== Exercise goal ==
Identify each line holding the string "type" and copy it.

— begin Records for the task —

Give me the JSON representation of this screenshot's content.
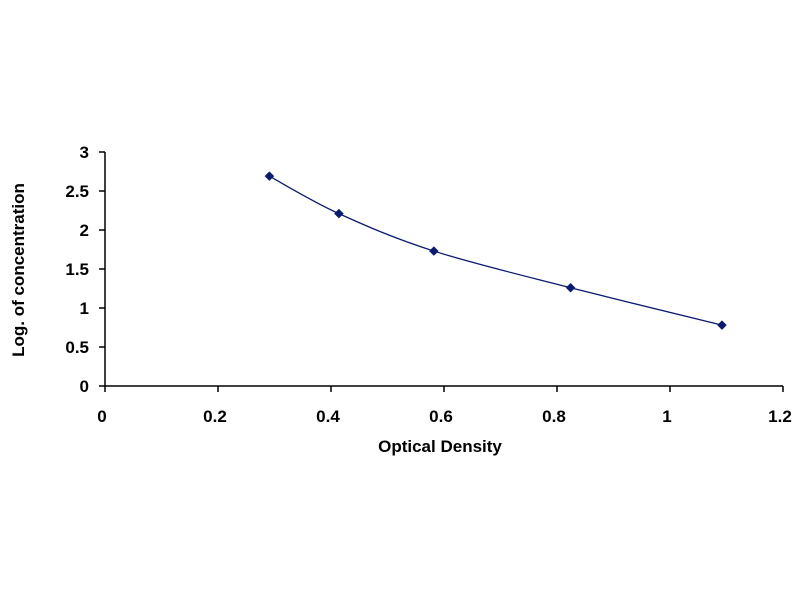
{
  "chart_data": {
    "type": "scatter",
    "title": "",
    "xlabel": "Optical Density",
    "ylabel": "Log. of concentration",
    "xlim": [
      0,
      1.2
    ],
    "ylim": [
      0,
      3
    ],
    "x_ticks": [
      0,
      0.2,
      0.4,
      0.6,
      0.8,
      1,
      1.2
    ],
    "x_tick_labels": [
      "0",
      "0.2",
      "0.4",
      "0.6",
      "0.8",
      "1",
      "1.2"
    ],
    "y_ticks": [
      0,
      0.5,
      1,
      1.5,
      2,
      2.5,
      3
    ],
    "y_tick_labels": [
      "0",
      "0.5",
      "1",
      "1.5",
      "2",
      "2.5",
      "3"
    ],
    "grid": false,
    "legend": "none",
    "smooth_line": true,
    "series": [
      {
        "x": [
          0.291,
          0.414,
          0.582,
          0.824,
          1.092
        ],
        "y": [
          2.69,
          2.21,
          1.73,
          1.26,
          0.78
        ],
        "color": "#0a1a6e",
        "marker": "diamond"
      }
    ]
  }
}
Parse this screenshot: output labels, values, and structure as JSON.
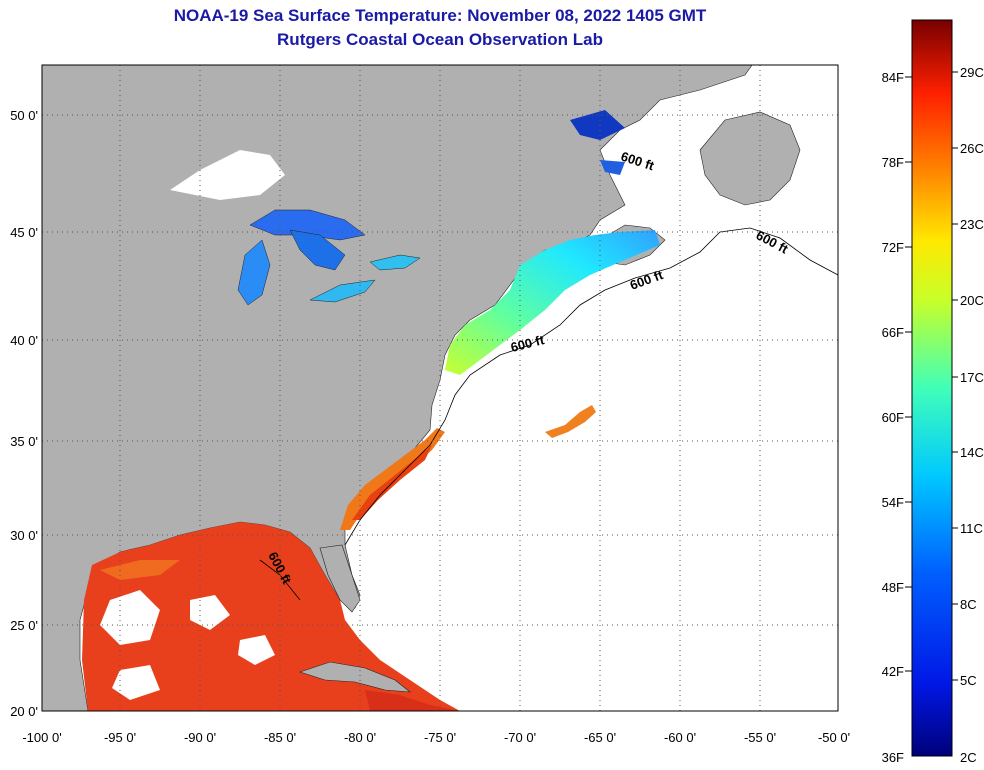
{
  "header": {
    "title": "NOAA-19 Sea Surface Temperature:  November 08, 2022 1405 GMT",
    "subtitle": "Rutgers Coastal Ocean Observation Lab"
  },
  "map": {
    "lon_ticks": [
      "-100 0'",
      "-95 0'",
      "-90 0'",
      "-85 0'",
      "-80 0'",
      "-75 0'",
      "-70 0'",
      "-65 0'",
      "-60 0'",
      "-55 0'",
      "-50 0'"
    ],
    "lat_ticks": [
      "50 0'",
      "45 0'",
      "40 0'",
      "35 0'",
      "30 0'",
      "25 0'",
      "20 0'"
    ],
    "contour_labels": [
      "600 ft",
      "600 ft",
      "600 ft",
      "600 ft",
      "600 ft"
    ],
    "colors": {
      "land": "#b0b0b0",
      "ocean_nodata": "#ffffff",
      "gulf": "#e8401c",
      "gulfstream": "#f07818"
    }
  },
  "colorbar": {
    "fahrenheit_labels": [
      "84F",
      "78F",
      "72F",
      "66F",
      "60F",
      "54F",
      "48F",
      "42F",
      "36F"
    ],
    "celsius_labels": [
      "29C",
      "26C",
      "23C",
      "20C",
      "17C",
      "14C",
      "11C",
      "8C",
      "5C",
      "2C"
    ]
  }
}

— end Records for the task —
— begin Records for the task —

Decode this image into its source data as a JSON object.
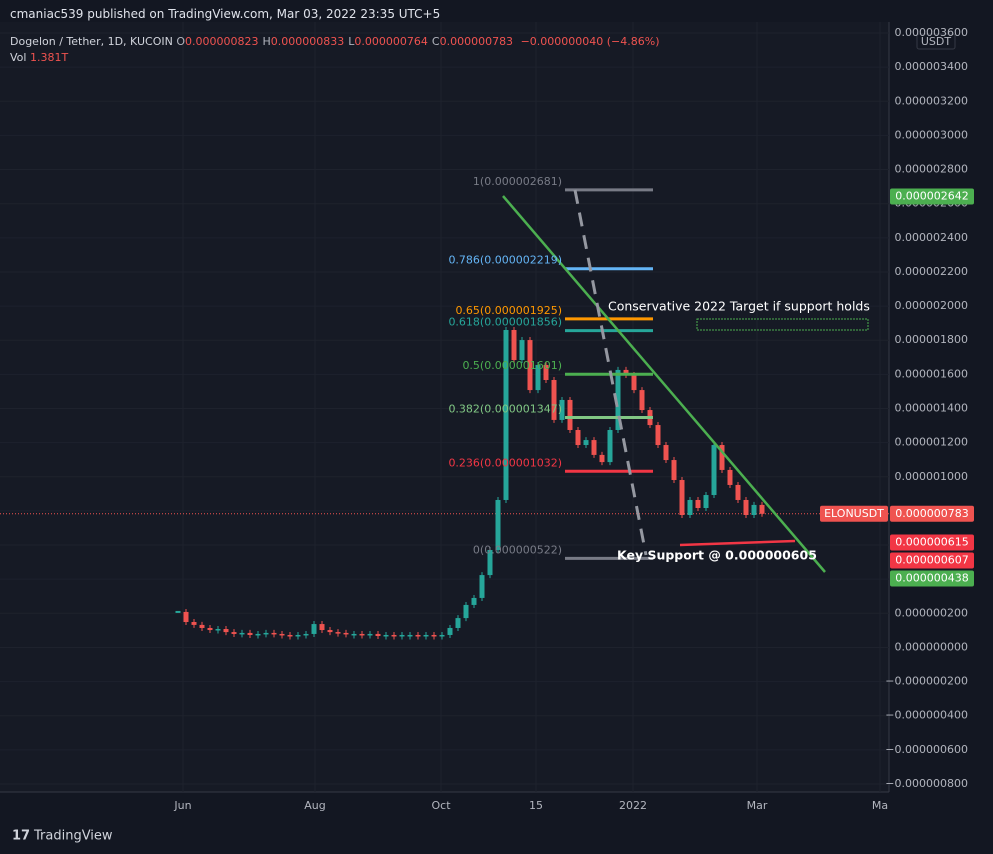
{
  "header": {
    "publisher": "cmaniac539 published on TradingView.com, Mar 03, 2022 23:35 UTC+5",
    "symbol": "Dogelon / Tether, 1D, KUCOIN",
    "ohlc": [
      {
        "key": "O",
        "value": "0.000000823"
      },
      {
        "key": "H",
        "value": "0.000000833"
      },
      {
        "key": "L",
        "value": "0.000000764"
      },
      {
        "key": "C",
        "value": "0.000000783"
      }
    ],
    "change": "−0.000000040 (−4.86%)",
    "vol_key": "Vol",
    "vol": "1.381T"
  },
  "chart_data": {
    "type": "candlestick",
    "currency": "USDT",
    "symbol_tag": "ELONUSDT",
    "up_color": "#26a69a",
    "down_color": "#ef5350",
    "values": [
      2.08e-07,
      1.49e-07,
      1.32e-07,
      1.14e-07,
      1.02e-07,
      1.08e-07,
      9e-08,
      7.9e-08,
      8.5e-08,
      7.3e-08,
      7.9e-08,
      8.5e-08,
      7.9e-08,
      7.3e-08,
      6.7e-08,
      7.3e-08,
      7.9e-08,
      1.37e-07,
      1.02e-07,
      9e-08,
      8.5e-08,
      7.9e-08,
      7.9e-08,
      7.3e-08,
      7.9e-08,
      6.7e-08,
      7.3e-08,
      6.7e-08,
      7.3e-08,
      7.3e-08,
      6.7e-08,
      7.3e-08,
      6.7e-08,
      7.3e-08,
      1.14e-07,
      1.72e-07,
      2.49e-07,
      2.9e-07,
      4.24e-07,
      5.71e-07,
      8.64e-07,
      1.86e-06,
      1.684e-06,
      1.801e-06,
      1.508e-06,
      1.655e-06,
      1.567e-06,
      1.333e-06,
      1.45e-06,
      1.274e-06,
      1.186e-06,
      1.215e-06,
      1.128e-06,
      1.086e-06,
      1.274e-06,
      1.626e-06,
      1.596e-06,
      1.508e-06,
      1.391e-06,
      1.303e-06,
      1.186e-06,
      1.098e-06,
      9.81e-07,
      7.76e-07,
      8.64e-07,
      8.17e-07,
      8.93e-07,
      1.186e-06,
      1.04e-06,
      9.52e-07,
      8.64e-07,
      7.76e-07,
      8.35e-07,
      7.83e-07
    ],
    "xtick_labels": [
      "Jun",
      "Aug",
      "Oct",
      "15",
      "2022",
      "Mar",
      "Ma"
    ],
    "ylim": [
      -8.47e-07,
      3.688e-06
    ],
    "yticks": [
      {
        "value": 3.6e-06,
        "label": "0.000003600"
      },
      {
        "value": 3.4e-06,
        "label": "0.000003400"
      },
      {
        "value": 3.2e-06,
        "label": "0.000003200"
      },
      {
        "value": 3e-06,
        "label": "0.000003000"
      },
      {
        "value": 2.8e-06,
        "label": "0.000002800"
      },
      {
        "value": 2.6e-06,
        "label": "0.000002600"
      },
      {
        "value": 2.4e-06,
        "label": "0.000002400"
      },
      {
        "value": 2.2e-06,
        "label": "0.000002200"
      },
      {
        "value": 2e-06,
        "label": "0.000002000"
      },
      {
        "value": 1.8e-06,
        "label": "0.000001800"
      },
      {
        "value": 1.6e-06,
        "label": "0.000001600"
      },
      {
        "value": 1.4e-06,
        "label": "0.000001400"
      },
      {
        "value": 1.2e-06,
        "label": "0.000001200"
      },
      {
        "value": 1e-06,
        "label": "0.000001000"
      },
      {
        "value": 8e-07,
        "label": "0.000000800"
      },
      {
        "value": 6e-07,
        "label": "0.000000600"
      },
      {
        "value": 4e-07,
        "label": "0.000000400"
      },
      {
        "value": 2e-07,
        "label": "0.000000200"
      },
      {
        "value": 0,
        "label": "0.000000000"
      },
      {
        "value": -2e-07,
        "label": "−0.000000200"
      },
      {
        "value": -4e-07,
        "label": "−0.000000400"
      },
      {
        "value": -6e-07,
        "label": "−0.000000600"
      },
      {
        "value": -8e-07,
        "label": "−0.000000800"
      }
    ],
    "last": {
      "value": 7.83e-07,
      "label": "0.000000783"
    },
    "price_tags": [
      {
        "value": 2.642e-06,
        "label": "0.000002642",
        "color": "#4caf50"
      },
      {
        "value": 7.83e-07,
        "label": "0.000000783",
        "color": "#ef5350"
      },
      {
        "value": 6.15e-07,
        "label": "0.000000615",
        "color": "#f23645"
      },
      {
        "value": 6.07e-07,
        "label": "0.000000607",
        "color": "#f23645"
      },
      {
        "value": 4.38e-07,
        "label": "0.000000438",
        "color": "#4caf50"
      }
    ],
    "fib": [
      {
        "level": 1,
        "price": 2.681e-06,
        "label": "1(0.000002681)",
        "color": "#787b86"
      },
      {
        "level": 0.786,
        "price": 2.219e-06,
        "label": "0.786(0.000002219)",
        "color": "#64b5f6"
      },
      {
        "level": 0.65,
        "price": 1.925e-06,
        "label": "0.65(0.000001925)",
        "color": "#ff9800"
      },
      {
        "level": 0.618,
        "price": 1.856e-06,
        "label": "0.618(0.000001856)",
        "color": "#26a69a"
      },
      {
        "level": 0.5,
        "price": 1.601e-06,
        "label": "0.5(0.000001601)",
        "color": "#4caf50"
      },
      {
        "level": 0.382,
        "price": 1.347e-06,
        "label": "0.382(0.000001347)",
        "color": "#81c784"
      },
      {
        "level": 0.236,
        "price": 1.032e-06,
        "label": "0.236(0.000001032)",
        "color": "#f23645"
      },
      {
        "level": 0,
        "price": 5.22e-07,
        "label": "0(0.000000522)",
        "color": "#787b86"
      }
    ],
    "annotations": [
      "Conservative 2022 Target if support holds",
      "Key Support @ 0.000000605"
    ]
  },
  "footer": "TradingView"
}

— end Records for the task —
— begin Records for the task —

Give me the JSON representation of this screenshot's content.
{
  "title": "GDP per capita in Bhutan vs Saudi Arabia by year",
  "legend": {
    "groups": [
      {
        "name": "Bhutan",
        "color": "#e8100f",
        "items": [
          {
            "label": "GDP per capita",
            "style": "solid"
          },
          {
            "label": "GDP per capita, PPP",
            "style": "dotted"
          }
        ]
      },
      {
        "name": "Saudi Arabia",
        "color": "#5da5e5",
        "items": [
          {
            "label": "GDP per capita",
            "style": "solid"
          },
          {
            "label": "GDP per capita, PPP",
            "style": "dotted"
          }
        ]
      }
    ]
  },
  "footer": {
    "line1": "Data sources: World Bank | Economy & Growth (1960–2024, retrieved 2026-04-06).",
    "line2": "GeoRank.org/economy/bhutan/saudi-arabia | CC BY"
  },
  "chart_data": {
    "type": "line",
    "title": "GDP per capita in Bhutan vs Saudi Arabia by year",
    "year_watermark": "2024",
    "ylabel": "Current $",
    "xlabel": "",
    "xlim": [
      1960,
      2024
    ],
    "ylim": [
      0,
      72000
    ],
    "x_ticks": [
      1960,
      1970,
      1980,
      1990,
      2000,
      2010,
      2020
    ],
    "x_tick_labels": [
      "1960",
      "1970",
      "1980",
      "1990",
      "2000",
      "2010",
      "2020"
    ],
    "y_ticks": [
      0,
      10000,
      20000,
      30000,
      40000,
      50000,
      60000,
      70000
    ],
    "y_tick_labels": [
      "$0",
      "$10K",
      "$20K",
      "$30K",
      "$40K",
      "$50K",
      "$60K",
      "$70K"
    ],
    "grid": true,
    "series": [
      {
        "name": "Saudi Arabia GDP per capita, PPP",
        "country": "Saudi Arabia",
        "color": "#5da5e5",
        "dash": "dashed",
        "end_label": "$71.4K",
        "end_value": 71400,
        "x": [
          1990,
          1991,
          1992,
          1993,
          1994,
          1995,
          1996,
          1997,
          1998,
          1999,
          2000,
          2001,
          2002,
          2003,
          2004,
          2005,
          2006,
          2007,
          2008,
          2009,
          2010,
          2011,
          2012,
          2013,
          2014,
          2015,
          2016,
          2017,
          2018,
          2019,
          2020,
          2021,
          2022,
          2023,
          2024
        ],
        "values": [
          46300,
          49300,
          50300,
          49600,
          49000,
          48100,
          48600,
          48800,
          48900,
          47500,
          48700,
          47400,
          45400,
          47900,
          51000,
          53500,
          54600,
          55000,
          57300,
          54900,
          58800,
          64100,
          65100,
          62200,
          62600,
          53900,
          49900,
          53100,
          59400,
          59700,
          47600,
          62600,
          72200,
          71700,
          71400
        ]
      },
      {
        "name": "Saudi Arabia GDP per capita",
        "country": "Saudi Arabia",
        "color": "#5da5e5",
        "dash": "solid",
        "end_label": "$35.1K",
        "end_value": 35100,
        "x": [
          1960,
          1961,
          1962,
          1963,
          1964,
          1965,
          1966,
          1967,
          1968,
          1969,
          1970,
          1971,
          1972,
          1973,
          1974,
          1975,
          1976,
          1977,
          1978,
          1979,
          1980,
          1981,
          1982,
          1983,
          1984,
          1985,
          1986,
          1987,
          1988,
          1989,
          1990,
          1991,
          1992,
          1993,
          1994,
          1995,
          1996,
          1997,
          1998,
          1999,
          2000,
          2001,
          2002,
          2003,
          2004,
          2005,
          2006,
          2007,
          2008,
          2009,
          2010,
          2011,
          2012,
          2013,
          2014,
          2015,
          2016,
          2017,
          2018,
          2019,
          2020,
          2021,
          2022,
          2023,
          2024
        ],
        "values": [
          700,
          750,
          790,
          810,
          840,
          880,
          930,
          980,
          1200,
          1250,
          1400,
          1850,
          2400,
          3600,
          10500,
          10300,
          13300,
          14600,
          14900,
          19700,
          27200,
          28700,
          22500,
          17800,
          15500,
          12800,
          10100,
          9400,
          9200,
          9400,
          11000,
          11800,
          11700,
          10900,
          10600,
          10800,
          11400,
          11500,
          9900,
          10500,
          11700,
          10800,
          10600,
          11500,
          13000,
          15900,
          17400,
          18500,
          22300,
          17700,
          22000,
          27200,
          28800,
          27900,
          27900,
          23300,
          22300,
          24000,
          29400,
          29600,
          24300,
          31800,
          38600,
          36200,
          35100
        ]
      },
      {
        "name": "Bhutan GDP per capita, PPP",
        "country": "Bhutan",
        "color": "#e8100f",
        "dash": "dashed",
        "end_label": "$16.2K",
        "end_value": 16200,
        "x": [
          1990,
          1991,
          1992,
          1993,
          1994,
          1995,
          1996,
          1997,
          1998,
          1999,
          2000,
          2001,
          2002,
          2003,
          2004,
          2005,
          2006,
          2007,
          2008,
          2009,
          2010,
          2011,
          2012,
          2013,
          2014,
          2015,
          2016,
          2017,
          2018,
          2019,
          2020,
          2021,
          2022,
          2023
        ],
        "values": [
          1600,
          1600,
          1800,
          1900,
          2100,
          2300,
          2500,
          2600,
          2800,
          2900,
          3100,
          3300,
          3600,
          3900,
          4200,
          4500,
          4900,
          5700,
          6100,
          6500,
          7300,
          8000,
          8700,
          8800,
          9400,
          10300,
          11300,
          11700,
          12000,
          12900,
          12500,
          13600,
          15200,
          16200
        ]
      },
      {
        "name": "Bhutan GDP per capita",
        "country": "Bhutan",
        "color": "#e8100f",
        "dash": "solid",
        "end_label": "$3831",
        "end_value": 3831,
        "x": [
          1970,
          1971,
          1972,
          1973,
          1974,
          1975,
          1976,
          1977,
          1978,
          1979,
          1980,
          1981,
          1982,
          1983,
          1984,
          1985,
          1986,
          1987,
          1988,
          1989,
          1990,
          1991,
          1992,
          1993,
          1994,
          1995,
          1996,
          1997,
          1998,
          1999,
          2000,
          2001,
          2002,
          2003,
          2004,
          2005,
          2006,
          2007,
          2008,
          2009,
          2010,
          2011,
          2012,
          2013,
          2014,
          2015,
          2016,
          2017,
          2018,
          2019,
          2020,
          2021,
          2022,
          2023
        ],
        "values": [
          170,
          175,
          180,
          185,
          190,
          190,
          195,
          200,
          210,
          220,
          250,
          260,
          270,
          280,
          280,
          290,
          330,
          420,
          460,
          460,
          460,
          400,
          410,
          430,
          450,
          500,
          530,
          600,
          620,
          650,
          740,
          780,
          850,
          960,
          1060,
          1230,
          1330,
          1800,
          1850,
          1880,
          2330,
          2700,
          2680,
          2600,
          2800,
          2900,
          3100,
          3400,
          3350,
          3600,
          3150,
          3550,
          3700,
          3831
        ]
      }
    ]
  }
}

— end Records for the task —

== Final result ==
    "type": "scatter",
    "type": "candlestick",
    "type": "line",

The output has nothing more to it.